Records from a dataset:
______________________________

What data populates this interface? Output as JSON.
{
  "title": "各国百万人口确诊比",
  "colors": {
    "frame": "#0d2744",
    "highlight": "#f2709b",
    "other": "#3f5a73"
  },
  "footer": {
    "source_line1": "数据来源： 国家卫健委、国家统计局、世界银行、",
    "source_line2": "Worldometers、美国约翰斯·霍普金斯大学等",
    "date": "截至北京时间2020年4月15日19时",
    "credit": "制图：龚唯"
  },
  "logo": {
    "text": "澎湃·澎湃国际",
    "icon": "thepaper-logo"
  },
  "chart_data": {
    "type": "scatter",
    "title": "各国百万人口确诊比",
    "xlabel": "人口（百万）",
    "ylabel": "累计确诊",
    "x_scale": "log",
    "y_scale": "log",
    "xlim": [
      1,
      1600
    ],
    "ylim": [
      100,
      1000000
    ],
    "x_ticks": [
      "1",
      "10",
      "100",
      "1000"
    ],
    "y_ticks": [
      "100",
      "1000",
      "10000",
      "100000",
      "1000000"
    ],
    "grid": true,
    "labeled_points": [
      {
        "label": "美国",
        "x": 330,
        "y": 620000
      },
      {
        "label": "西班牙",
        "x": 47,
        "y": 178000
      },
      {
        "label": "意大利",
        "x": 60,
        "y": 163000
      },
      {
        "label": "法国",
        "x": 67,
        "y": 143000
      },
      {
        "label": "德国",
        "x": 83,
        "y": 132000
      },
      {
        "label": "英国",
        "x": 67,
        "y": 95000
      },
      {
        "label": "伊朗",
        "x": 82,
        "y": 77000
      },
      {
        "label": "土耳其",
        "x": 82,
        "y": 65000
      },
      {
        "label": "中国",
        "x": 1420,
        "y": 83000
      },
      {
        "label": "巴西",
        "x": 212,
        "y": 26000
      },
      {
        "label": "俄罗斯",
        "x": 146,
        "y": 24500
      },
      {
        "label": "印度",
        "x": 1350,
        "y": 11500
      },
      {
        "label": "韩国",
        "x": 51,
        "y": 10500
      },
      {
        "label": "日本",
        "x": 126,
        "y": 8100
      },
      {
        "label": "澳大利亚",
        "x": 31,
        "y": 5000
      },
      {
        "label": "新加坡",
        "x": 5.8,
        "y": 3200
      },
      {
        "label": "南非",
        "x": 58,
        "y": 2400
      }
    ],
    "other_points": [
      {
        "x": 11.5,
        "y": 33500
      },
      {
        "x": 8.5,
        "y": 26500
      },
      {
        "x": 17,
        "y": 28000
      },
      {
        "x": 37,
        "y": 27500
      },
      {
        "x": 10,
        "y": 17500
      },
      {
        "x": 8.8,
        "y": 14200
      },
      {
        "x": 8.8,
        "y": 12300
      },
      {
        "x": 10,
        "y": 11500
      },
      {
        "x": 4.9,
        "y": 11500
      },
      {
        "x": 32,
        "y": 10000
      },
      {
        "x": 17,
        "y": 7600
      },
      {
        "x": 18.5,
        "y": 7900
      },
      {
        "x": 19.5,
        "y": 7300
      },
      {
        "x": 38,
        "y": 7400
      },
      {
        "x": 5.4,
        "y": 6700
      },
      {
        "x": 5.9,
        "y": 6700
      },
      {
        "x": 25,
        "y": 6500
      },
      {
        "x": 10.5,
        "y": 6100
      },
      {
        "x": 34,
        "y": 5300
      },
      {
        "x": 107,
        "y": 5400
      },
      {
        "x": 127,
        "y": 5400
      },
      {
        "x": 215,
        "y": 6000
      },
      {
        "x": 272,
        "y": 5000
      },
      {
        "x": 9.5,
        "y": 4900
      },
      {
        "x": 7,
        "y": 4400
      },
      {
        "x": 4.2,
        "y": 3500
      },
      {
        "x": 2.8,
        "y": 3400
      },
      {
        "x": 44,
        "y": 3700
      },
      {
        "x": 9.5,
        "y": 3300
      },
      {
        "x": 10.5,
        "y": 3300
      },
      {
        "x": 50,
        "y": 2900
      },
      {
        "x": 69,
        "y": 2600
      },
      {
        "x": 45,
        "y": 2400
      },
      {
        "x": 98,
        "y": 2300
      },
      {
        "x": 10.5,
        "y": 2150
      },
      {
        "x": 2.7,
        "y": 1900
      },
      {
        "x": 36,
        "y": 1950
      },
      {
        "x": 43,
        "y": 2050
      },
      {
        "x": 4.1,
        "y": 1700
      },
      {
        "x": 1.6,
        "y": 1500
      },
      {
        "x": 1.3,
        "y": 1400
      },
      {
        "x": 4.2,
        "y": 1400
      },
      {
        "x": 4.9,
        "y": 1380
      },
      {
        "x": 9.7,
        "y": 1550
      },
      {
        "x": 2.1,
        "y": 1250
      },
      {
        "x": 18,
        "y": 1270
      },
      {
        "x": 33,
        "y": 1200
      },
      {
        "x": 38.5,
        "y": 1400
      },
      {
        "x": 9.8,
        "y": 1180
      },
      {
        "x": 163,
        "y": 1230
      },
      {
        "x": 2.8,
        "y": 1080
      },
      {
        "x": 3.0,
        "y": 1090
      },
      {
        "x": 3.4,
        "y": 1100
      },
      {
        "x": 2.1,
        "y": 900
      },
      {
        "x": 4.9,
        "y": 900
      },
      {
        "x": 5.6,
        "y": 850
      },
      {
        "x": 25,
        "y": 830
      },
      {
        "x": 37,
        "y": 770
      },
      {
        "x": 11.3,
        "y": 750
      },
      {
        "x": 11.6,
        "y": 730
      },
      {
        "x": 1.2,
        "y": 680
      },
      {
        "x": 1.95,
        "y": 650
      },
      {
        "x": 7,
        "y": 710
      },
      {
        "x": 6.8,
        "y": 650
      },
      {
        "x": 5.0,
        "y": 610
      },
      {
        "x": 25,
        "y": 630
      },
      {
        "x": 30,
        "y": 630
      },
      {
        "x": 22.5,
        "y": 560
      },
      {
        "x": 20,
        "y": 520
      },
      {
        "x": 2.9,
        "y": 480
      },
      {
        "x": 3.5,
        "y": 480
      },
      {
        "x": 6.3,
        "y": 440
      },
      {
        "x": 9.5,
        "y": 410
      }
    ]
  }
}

______________________________

Exactly as written, please output every entry.

What data populates this interface? Output as JSON.
{
  "title": "各国百万人口确诊比",
  "colors": {
    "frame": "#0d2744",
    "highlight": "#f2709b",
    "other": "#3f5a73"
  },
  "footer": {
    "source_line1": "数据来源： 国家卫健委、国家统计局、世界银行、",
    "source_line2": "Worldometers、美国约翰斯·霍普金斯大学等",
    "date": "截至北京时间2020年4月15日19时",
    "credit": "制图：龚唯"
  },
  "logo": {
    "text": "澎湃·澎湃国际",
    "icon": "thepaper-logo"
  },
  "chart_data": {
    "type": "scatter",
    "title": "各国百万人口确诊比",
    "xlabel": "人口（百万）",
    "ylabel": "累计确诊",
    "x_scale": "log",
    "y_scale": "log",
    "xlim": [
      1,
      1600
    ],
    "ylim": [
      100,
      1000000
    ],
    "x_ticks": [
      "1",
      "10",
      "100",
      "1000"
    ],
    "y_ticks": [
      "100",
      "1000",
      "10000",
      "100000",
      "1000000"
    ],
    "grid": true,
    "labeled_points": [
      {
        "label": "美国",
        "x": 330,
        "y": 620000
      },
      {
        "label": "西班牙",
        "x": 47,
        "y": 178000
      },
      {
        "label": "意大利",
        "x": 60,
        "y": 163000
      },
      {
        "label": "法国",
        "x": 67,
        "y": 143000
      },
      {
        "label": "德国",
        "x": 83,
        "y": 132000
      },
      {
        "label": "英国",
        "x": 67,
        "y": 95000
      },
      {
        "label": "伊朗",
        "x": 82,
        "y": 77000
      },
      {
        "label": "土耳其",
        "x": 82,
        "y": 65000
      },
      {
        "label": "中国",
        "x": 1420,
        "y": 83000
      },
      {
        "label": "巴西",
        "x": 212,
        "y": 26000
      },
      {
        "label": "俄罗斯",
        "x": 146,
        "y": 24500
      },
      {
        "label": "印度",
        "x": 1350,
        "y": 11500
      },
      {
        "label": "韩国",
        "x": 51,
        "y": 10500
      },
      {
        "label": "日本",
        "x": 126,
        "y": 8100
      },
      {
        "label": "澳大利亚",
        "x": 31,
        "y": 5000
      },
      {
        "label": "新加坡",
        "x": 5.8,
        "y": 3200
      },
      {
        "label": "南非",
        "x": 58,
        "y": 2400
      }
    ],
    "other_points": [
      {
        "x": 11.5,
        "y": 33500
      },
      {
        "x": 8.5,
        "y": 26500
      },
      {
        "x": 17,
        "y": 28000
      },
      {
        "x": 37,
        "y": 27500
      },
      {
        "x": 10,
        "y": 17500
      },
      {
        "x": 8.8,
        "y": 14200
      },
      {
        "x": 8.8,
        "y": 12300
      },
      {
        "x": 10,
        "y": 11500
      },
      {
        "x": 4.9,
        "y": 11500
      },
      {
        "x": 32,
        "y": 10000
      },
      {
        "x": 17,
        "y": 7600
      },
      {
        "x": 18.5,
        "y": 7900
      },
      {
        "x": 19.5,
        "y": 7300
      },
      {
        "x": 38,
        "y": 7400
      },
      {
        "x": 5.4,
        "y": 6700
      },
      {
        "x": 5.9,
        "y": 6700
      },
      {
        "x": 25,
        "y": 6500
      },
      {
        "x": 10.5,
        "y": 6100
      },
      {
        "x": 34,
        "y": 5300
      },
      {
        "x": 107,
        "y": 5400
      },
      {
        "x": 127,
        "y": 5400
      },
      {
        "x": 215,
        "y": 6000
      },
      {
        "x": 272,
        "y": 5000
      },
      {
        "x": 9.5,
        "y": 4900
      },
      {
        "x": 7,
        "y": 4400
      },
      {
        "x": 4.2,
        "y": 3500
      },
      {
        "x": 2.8,
        "y": 3400
      },
      {
        "x": 44,
        "y": 3700
      },
      {
        "x": 9.5,
        "y": 3300
      },
      {
        "x": 10.5,
        "y": 3300
      },
      {
        "x": 50,
        "y": 2900
      },
      {
        "x": 69,
        "y": 2600
      },
      {
        "x": 45,
        "y": 2400
      },
      {
        "x": 98,
        "y": 2300
      },
      {
        "x": 10.5,
        "y": 2150
      },
      {
        "x": 2.7,
        "y": 1900
      },
      {
        "x": 36,
        "y": 1950
      },
      {
        "x": 43,
        "y": 2050
      },
      {
        "x": 4.1,
        "y": 1700
      },
      {
        "x": 1.6,
        "y": 1500
      },
      {
        "x": 1.3,
        "y": 1400
      },
      {
        "x": 4.2,
        "y": 1400
      },
      {
        "x": 4.9,
        "y": 1380
      },
      {
        "x": 9.7,
        "y": 1550
      },
      {
        "x": 2.1,
        "y": 1250
      },
      {
        "x": 18,
        "y": 1270
      },
      {
        "x": 33,
        "y": 1200
      },
      {
        "x": 38.5,
        "y": 1400
      },
      {
        "x": 9.8,
        "y": 1180
      },
      {
        "x": 163,
        "y": 1230
      },
      {
        "x": 2.8,
        "y": 1080
      },
      {
        "x": 3.0,
        "y": 1090
      },
      {
        "x": 3.4,
        "y": 1100
      },
      {
        "x": 2.1,
        "y": 900
      },
      {
        "x": 4.9,
        "y": 900
      },
      {
        "x": 5.6,
        "y": 850
      },
      {
        "x": 25,
        "y": 830
      },
      {
        "x": 37,
        "y": 770
      },
      {
        "x": 11.3,
        "y": 750
      },
      {
        "x": 11.6,
        "y": 730
      },
      {
        "x": 1.2,
        "y": 680
      },
      {
        "x": 1.95,
        "y": 650
      },
      {
        "x": 7,
        "y": 710
      },
      {
        "x": 6.8,
        "y": 650
      },
      {
        "x": 5.0,
        "y": 610
      },
      {
        "x": 25,
        "y": 630
      },
      {
        "x": 30,
        "y": 630
      },
      {
        "x": 22.5,
        "y": 560
      },
      {
        "x": 20,
        "y": 520
      },
      {
        "x": 2.9,
        "y": 480
      },
      {
        "x": 3.5,
        "y": 480
      },
      {
        "x": 6.3,
        "y": 440
      },
      {
        "x": 9.5,
        "y": 410
      }
    ]
  }
}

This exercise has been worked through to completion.